** BEGIN Given information **
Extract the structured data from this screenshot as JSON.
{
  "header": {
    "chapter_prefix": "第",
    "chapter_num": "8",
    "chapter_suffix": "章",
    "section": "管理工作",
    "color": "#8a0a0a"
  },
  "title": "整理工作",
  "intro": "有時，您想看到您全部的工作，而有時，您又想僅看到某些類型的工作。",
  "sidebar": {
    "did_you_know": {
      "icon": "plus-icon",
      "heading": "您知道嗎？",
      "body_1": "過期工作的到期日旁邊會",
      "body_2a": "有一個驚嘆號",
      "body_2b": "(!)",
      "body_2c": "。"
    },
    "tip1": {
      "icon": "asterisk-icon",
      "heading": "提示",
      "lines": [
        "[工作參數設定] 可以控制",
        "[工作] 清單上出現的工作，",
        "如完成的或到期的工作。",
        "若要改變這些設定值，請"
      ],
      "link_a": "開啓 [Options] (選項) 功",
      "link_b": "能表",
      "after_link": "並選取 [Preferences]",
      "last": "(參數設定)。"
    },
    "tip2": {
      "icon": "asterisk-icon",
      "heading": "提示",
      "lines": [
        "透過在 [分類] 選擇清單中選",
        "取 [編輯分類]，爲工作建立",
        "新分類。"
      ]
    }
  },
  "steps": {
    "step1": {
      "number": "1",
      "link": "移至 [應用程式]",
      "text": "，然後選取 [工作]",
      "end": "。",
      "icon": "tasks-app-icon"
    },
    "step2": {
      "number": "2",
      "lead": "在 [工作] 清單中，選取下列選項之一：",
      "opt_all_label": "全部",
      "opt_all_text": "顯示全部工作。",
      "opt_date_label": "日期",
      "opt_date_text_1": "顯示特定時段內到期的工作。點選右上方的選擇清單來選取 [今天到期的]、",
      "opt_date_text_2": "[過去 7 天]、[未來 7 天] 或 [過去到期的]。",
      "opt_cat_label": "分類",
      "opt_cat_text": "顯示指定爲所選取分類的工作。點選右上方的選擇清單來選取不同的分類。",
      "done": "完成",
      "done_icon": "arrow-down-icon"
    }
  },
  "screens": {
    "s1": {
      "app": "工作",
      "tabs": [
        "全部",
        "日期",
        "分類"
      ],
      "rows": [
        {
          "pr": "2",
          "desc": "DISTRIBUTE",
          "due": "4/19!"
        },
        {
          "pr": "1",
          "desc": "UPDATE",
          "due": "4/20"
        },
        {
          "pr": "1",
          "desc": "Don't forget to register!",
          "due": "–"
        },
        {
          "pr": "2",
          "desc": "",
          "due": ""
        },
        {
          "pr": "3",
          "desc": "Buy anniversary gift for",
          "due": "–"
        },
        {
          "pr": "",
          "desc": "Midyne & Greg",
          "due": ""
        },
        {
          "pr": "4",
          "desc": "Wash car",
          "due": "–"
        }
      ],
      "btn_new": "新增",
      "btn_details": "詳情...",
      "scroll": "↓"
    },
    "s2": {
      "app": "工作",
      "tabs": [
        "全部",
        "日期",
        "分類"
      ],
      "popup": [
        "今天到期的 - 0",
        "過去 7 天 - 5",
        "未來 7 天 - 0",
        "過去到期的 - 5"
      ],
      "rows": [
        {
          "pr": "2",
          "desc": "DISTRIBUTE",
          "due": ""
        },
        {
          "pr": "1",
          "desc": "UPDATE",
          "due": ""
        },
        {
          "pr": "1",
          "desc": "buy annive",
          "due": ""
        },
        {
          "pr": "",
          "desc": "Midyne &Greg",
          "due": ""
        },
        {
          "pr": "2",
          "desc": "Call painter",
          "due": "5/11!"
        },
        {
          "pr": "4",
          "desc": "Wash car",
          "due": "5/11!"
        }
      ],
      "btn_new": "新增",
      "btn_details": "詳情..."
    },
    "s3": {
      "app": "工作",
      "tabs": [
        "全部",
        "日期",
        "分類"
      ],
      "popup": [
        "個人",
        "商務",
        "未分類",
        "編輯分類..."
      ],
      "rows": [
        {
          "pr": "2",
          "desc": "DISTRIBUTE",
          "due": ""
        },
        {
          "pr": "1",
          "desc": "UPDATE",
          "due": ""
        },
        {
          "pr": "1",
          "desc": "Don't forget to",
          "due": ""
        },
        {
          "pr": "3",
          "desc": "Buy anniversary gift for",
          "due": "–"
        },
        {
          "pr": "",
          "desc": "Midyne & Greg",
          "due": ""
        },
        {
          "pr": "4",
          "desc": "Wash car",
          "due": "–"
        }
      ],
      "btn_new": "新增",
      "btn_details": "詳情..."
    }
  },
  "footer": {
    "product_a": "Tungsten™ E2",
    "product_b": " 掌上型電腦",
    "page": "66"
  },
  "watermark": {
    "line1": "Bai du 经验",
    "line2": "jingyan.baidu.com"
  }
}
** END Given information **
** BEGIN Given information **
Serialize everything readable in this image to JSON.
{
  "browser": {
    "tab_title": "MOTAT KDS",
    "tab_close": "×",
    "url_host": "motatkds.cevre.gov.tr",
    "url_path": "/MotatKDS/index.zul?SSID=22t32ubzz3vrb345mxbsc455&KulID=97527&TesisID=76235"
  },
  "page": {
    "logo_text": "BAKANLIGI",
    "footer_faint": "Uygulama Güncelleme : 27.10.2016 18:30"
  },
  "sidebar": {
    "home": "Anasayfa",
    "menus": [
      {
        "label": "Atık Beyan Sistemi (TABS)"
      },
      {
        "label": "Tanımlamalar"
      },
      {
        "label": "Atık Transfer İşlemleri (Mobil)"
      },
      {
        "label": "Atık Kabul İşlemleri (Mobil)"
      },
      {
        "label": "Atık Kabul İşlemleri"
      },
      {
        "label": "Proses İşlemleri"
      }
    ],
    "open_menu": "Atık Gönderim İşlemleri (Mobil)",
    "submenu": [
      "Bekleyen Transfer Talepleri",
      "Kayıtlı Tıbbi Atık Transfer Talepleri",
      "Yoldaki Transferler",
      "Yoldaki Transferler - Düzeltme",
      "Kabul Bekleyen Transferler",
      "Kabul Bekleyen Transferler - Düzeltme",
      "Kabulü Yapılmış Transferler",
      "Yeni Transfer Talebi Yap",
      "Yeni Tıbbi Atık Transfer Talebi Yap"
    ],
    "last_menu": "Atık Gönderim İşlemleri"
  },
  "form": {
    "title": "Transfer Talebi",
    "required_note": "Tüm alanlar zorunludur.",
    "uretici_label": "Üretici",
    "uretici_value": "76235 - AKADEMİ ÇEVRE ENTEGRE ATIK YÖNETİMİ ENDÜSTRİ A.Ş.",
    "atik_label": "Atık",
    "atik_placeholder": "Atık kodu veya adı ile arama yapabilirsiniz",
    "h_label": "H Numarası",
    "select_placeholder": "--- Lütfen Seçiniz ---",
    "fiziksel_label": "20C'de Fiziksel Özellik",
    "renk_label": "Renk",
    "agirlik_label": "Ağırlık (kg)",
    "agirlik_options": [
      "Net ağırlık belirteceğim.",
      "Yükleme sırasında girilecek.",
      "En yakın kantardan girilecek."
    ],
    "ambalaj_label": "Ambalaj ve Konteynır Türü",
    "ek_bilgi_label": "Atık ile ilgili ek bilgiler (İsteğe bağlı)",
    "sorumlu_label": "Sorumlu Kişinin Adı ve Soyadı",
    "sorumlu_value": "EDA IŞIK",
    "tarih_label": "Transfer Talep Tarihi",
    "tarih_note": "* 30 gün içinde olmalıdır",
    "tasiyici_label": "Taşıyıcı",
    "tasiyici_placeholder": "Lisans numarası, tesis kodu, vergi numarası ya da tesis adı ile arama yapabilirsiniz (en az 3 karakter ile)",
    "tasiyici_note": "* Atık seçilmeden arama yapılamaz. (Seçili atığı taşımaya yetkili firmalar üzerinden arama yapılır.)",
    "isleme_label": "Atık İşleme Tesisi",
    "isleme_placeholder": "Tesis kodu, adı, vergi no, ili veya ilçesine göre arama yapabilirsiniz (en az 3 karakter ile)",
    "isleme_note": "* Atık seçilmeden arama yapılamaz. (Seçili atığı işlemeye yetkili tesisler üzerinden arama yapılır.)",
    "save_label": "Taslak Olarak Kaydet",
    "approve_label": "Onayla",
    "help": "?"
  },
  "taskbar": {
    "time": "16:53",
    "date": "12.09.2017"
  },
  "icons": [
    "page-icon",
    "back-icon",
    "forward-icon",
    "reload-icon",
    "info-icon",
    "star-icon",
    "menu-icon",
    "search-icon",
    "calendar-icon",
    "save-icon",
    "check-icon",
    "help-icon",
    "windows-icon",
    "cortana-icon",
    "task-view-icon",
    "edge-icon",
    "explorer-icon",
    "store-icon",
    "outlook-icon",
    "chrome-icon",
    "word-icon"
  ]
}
** END Given information **
** BEGIN Given information **
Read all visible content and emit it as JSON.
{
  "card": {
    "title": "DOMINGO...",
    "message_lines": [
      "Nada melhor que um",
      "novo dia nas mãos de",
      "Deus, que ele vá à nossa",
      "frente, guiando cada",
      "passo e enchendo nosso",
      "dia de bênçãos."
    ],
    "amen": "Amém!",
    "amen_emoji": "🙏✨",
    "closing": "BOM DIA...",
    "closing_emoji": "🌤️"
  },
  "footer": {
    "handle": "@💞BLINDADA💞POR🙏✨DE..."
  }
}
** END Given information **
Task directions
Filter the listing for the word "karakter" and copy every line that holds it.

Written answer
    "tasiyici_placeholder": "Lisans numarası, tesis kodu, vergi numarası ya da tesis adı ile arama yapabilirsiniz (en az 3 karakter ile)",
    "isleme_placeholder": "Tesis kodu, adı, vergi no, ili veya ilçesine göre arama yapabilirsiniz (en az 3 karakter ile)",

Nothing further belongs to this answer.